> TASK OBJECTIVE
Looking through the listing, how many of its lines hold the word "Gestures"? Answer with only the number.

Stored data entries

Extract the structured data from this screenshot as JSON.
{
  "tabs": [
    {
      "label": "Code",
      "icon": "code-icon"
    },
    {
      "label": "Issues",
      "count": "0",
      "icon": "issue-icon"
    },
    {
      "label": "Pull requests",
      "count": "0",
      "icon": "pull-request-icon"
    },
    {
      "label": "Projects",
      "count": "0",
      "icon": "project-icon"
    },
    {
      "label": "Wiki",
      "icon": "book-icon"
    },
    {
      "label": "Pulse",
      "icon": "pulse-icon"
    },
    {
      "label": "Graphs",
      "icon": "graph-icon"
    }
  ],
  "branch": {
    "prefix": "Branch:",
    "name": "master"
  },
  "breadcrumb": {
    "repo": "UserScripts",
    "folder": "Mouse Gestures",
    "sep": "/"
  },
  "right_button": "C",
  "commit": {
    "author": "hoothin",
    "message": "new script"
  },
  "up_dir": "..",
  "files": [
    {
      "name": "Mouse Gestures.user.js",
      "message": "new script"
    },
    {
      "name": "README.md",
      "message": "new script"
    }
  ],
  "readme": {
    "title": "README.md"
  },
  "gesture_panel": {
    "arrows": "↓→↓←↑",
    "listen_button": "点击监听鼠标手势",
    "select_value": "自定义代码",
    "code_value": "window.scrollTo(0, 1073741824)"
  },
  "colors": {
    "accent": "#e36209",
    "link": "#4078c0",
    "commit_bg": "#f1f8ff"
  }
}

> SOLUTION
2